# LISTED ENTRIES start

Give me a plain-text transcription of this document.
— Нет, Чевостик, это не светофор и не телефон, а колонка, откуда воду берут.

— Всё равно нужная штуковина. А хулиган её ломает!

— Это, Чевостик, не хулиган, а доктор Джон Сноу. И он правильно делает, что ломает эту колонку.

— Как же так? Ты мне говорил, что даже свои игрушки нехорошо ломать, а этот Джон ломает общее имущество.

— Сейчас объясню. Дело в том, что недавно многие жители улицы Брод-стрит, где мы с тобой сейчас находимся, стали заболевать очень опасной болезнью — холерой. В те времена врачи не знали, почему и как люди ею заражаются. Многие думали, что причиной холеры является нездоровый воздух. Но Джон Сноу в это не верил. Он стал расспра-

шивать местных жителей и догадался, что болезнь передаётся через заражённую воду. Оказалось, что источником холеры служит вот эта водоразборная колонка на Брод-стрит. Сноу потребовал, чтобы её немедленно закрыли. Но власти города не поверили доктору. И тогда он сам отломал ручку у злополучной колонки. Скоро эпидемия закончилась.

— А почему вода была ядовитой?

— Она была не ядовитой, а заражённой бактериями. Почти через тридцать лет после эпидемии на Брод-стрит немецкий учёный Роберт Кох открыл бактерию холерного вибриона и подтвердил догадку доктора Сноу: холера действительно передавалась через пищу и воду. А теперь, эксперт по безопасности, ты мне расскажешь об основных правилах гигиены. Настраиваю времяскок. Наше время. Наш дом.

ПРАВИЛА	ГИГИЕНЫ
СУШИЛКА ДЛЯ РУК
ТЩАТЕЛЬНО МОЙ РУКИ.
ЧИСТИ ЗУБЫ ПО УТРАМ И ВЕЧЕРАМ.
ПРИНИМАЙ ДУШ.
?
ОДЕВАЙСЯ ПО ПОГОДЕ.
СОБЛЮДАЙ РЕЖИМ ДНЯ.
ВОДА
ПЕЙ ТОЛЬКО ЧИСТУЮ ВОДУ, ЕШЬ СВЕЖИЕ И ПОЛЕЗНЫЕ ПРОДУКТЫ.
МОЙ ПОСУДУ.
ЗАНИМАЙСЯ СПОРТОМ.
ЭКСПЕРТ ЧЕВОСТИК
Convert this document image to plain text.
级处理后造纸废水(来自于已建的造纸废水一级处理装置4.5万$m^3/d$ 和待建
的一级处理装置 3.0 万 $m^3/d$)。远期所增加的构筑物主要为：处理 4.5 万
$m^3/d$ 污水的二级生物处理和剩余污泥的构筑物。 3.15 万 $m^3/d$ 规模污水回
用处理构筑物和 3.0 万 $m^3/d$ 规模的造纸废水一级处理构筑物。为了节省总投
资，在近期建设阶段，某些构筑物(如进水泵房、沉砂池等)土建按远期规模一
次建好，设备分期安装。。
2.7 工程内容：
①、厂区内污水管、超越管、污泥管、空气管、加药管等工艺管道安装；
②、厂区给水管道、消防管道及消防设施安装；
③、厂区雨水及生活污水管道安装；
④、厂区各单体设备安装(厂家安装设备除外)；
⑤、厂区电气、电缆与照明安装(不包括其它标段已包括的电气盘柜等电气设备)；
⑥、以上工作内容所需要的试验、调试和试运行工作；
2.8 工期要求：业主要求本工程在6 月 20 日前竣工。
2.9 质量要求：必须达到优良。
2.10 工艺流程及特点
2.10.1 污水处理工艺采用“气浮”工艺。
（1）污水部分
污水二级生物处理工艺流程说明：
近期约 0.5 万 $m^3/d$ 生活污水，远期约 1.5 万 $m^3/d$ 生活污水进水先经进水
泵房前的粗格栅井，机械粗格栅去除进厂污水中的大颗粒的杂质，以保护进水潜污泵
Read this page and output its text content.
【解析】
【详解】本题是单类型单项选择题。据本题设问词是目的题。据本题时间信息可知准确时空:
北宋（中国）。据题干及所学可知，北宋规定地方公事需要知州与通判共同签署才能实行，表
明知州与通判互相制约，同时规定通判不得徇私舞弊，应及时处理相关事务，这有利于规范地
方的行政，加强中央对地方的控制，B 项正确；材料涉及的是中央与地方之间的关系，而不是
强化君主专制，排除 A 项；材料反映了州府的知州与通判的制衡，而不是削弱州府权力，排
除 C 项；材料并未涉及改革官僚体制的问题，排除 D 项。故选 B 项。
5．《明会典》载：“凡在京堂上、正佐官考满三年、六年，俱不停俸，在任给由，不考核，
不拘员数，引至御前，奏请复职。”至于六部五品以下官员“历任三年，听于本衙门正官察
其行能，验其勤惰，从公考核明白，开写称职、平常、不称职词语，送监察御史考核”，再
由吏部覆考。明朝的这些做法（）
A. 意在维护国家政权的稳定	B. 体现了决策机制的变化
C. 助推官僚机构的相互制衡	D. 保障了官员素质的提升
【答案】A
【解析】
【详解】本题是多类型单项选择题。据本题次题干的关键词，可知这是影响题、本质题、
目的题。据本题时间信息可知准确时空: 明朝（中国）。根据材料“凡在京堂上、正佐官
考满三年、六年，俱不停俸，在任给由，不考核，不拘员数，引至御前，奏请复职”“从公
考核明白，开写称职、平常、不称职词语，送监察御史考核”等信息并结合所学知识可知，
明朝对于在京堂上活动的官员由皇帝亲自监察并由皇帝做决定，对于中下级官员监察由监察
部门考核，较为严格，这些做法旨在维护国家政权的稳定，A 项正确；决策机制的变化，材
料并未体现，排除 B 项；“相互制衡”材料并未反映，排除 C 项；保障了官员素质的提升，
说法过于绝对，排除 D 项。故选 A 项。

# LISTED ENTRIES end

**BRIEF**
Return the full listing, character for character.

**TASK OUTPUT**
Give me a plain-text transcription of this document.
— Нет, Чевостик, это не светофор и не телефон, а колонка, откуда воду берут.

— Всё равно нужная штуковина. А хулиган её ломает!

— Это, Чевостик, не хулиган, а доктор Джон Сноу. И он правильно делает, что ломает эту колонку.

— Как же так? Ты мне говорил, что даже свои игрушки нехорошо ломать, а этот Джон ломает общее имущество.

— Сейчас объясню. Дело в том, что недавно многие жители улицы Брод-стрит, где мы с тобой сейчас находимся, стали заболевать очень опасной болезнью — холерой. В те времена врачи не знали, почему и как люди ею заражаются. Многие думали, что причиной холеры является нездоровый воздух. Но Джон Сноу в это не верил. Он стал расспра-

шивать местных жителей и догадался, что болезнь передаётся через заражённую воду. Оказалось, что источником холеры служит вот эта водоразборная колонка на Брод-стрит. Сноу потребовал, чтобы её немедленно закрыли. Но власти города не поверили доктору. И тогда он сам отломал ручку у злополучной колонки. Скоро эпидемия закончилась.

— А почему вода была ядовитой?

— Она была не ядовитой, а заражённой бактериями. Почти через тридцать лет после эпидемии на Брод-стрит немецкий учёный Роберт Кох открыл бактерию холерного вибриона и подтвердил догадку доктора Сноу: холера действительно передавалась через пищу и воду. А теперь, эксперт по безопасности, ты мне расскажешь об основных правилах гигиены. Настраиваю времяскок. Наше время. Наш дом.

ПРАВИЛА	ГИГИЕНЫ
СУШИЛКА ДЛЯ РУК
ТЩАТЕЛЬНО МОЙ РУКИ.
ЧИСТИ ЗУБЫ ПО УТРАМ И ВЕЧЕРАМ.
ПРИНИМАЙ ДУШ.
?
ОДЕВАЙСЯ ПО ПОГОДЕ.
СОБЛЮДАЙ РЕЖИМ ДНЯ.
ВОДА
ПЕЙ ТОЛЬКО ЧИСТУЮ ВОДУ, ЕШЬ СВЕЖИЕ И ПОЛЕЗНЫЕ ПРОДУКТЫ.
МОЙ ПОСУДУ.
ЗАНИМАЙСЯ СПОРТОМ.
ЭКСПЕРТ ЧЕВОСТИК
Convert this document image to plain text.
级处理后造纸废水(来自于已建的造纸废水一级处理装置4.5万$m^3/d$ 和待建
的一级处理装置 3.0 万 $m^3/d$)。远期所增加的构筑物主要为：处理 4.5 万
$m^3/d$ 污水的二级生物处理和剩余污泥的构筑物。 3.15 万 $m^3/d$ 规模污水回
用处理构筑物和 3.0 万 $m^3/d$ 规模的造纸废水一级处理构筑物。为了节省总投
资，在近期建设阶段，某些构筑物(如进水泵房、沉砂池等)土建按远期规模一
次建好，设备分期安装。。
2.7 工程内容：
①、厂区内污水管、超越管、污泥管、空气管、加药管等工艺管道安装；
②、厂区给水管道、消防管道及消防设施安装；
③、厂区雨水及生活污水管道安装；
④、厂区各单体设备安装(厂家安装设备除外)；
⑤、厂区电气、电缆与照明安装(不包括其它标段已包括的电气盘柜等电气设备)；
⑥、以上工作内容所需要的试验、调试和试运行工作；
2.8 工期要求：业主要求本工程在6 月 20 日前竣工。
2.9 质量要求：必须达到优良。
2.10 工艺流程及特点
2.10.1 污水处理工艺采用“气浮”工艺。
（1）污水部分
污水二级生物处理工艺流程说明：
近期约 0.5 万 $m^3/d$ 生活污水，远期约 1.5 万 $m^3/d$ 生活污水进水先经进水
泵房前的粗格栅井，机械粗格栅去除进厂污水中的大颗粒的杂质，以保护进水潜污泵
Read this page and output its text content.
【解析】
【详解】本题是单类型单项选择题。据本题设问词是目的题。据本题时间信息可知准确时空:
北宋（中国）。据题干及所学可知，北宋规定地方公事需要知州与通判共同签署才能实行，表
明知州与通判互相制约，同时规定通判不得徇私舞弊，应及时处理相关事务，这有利于规范地
方的行政，加强中央对地方的控制，B 项正确；材料涉及的是中央与地方之间的关系，而不是
强化君主专制，排除 A 项；材料反映了州府的知州与通判的制衡，而不是削弱州府权力，排
除 C 项；材料并未涉及改革官僚体制的问题，排除 D 项。故选 B 项。
5．《明会典》载：“凡在京堂上、正佐官考满三年、六年，俱不停俸，在任给由，不考核，
不拘员数，引至御前，奏请复职。”至于六部五品以下官员“历任三年，听于本衙门正官察
其行能，验其勤惰，从公考核明白，开写称职、平常、不称职词语，送监察御史考核”，再
由吏部覆考。明朝的这些做法（）
A. 意在维护国家政权的稳定	B. 体现了决策机制的变化
C. 助推官僚机构的相互制衡	D. 保障了官员素质的提升
【答案】A
【解析】
【详解】本题是多类型单项选择题。据本题次题干的关键词，可知这是影响题、本质题、
目的题。据本题时间信息可知准确时空: 明朝（中国）。根据材料“凡在京堂上、正佐官
考满三年、六年，俱不停俸，在任给由，不考核，不拘员数，引至御前，奏请复职”“从公
考核明白，开写称职、平常、不称职词语，送监察御史考核”等信息并结合所学知识可知，
明朝对于在京堂上活动的官员由皇帝亲自监察并由皇帝做决定，对于中下级官员监察由监察
部门考核，较为严格，这些做法旨在维护国家政权的稳定，A 项正确；决策机制的变化，材
料并未体现，排除 B 项；“相互制衡”材料并未反映，排除 C 项；保障了官员素质的提升，
说法过于绝对，排除 D 项。故选 A 项。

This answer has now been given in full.